## Task to complete
Tally the lines in the records underneath that contain the string "Volume", and state the figure by itself.

>> START Given information

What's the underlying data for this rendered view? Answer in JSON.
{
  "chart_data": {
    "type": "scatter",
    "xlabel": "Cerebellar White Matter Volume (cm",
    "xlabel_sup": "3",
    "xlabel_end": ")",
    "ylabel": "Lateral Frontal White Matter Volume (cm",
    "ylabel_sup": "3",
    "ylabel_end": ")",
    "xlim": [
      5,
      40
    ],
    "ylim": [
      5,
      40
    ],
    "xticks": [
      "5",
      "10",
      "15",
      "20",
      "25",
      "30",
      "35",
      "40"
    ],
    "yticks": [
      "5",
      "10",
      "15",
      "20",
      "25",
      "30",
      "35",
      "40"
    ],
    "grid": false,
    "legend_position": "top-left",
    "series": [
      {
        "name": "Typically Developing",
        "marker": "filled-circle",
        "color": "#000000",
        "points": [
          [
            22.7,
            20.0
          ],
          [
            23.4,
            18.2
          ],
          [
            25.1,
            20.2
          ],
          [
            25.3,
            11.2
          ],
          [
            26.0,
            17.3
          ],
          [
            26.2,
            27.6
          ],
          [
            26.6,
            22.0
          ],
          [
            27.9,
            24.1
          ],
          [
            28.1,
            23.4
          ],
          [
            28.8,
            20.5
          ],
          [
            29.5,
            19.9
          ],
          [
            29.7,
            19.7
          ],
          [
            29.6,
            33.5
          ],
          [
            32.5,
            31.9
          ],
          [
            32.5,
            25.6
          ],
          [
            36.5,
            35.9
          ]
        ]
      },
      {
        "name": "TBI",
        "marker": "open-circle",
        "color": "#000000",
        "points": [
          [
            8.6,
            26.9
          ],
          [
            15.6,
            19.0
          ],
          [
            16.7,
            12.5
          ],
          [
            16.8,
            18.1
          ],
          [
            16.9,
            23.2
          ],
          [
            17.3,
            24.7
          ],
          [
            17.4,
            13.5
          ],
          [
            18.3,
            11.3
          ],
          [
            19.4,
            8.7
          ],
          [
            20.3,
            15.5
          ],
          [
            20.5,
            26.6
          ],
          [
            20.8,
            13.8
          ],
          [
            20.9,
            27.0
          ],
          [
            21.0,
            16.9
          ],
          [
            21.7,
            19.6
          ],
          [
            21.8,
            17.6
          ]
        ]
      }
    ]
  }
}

>> END Given information

## Exercise response
2